## Texte source

Bilan Plan Sécurité Outre-mer

Une conférence nationale réunissant le Premier ministre, Bernard Cazeneuve, Bruno Le Roux et Ericka Bareigts, s'est tenue le 6 mars 2017 pour faire le bilan du plan sécurité Outre-mer, lancé en juin 2016. La coordination et la mise en commun des actions sont parmi les axes forts du Plan de sécurité outre
 
outre mer securite"Les outre-mer connaissent globalement un niveau de délinquance et de violence supérieur à celui de la France hexagonale", a souligné le Premier ministre. Une situation qui avait conduit le Gouvernement à lancer en juin 2016, un plan sécurité outre-mer. Il prévoyait notamment des renforts d'effectifs et de moyens pour les forces de l'ordre, la création de nouvelles Zones de sécurité prioritaires (ZSP).  Neuf mois après, Le Premier ministre a constaté une véritable dynamique avec notamment la création de 74 conseils locaux de sécurité et de prévention de la délinquance (CLSPD). L'importance de co-construire les politiques de prévention de la délinquance en lien étroits avec les acteurs de terrain, comme le rôle crucial des associations, ont été soulignés. Objectif : une adaptation fine aux spécificités et aux enjeux de chaque territoire. L’accent a notamment été mis sur les actions menées auprès de la jeunesse.

## Données disponibles
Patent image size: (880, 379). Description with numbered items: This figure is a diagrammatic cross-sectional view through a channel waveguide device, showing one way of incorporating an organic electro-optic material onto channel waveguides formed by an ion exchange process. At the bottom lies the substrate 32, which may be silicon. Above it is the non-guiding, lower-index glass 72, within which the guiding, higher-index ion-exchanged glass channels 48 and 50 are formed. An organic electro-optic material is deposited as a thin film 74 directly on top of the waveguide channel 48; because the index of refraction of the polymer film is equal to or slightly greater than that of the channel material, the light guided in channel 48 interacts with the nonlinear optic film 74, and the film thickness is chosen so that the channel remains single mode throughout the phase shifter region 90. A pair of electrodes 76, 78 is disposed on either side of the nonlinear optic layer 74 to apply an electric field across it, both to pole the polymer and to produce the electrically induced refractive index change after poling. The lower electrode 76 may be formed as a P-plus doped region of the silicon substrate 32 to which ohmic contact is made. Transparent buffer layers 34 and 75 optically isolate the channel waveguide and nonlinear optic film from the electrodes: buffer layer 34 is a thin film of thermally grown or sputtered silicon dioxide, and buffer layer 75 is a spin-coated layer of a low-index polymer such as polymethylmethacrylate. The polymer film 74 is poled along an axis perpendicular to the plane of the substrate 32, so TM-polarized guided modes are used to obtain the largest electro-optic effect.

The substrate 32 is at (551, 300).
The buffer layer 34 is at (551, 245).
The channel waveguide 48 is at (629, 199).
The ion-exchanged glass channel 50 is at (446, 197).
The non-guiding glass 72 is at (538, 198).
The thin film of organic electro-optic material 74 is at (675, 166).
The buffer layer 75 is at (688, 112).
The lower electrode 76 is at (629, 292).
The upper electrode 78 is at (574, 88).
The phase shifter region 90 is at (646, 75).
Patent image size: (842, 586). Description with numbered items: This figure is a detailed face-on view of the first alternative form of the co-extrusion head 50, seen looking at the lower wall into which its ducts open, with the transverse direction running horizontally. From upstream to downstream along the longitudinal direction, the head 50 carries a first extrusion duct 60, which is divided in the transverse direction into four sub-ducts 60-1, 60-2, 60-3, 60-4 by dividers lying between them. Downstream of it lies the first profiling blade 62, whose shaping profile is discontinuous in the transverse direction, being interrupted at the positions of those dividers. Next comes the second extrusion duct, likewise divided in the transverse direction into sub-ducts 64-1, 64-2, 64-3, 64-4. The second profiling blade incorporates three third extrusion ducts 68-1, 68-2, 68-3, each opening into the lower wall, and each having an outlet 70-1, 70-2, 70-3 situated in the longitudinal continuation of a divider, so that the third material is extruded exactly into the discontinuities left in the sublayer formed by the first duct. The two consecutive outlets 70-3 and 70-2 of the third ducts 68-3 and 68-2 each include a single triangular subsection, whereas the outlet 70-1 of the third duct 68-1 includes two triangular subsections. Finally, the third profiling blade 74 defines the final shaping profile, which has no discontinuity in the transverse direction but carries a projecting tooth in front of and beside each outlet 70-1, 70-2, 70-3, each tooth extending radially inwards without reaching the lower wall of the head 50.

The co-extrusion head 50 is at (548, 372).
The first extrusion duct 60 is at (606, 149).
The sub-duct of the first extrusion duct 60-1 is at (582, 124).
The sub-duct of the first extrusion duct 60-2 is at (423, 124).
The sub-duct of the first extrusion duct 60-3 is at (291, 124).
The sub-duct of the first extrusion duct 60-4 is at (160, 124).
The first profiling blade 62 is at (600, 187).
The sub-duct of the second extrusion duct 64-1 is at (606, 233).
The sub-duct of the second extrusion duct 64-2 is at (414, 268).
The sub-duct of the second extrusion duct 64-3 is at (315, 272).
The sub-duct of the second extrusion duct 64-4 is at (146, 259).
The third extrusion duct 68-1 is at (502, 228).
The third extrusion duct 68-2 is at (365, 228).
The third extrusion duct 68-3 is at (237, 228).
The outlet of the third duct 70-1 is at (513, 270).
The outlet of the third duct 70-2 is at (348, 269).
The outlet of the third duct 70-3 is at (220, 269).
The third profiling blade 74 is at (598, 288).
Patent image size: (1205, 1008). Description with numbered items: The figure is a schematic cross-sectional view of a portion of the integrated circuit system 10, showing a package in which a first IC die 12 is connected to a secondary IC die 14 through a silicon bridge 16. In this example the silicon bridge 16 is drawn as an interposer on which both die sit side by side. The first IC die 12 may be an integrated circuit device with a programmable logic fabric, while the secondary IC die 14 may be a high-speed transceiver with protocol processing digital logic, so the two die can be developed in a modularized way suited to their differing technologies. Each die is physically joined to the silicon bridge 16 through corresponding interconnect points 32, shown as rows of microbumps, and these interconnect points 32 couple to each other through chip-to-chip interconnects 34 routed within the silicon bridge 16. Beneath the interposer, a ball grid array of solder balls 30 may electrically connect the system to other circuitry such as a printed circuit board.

## Travail à faire
- 1) Répondez à ces questions à l'aide du texte sur le plan sécurité outre-mer :
(a) À quelle date la conférence nationale a-t-elle eu lieu ?
(b) Quand le Gouvernement a-t-il lancé le plan sécurité outre-mer ?
(c) Combien de conseils locaux de sécurité et de prévention de la délinquance ont été créés ?
- 2) Dans le texte sur le plan sécurité outre-mer, relevez toutes les mesures que ce plan prévoyait.
- 3) Prolongez le texte sur le plan sécurité outre-mer de quelques phrases, à la suite de la dernière.
Vous pouvez laisser les données de côté.

## Réponses par point
- 1)
(a) Le 6 mars 2017.
(b) En juin 2016.
(c) 74.

- 2)
- Des renforts d'effectifs pour les forces de l'ordre
- Des renforts de moyens pour les forces de l'ordre
- La création de nouvelles Zones de sécurité prioritaires (ZSP)

- 3)
ZONES PRIORITAIRES

Les efforts de lutte contre la délinquance et l'insécurité ont été "concentrés dans les territoires qui connaissent les difficultés les plus grandes", à commencer par Mayotte et la Guyane, a précisé Bernard Cazeneuve :
 
  • A Mayotte, pour lutter à la fois contre l’insécurité et l’immigration clandestine, 62 agents de police et 52 gendarmes ont été affectés depuis la mise en place du plan, et une antenne du GIGN a également été créée.
  • En Guyane, une Zone de Sécurité Prioritaire (ZSP) à Saint-Laurent du Maroni a été officiellement lancée vendredi dernier, et une antenne de l’OCRTIS (Office central pour la répression du trafic illicite des stupéfiants) le sera au second semestre de 2017.
  • En Guadeloupe, à Saint-Martin et dans une moindre mesure en Martinique, la situation reste difficile, par exemple dans la lutte contre les trafics de stupéfiants ou l’insécurité routière même si des signes encourageants sont perceptibles.
  • En Nouvelle-Calédonie, 53 policiers et gendarmes ont été affectés ou sont en cours d’affectation sur le territoire. Une brigade de prévention de la délinquance juvénile  sera mise en place.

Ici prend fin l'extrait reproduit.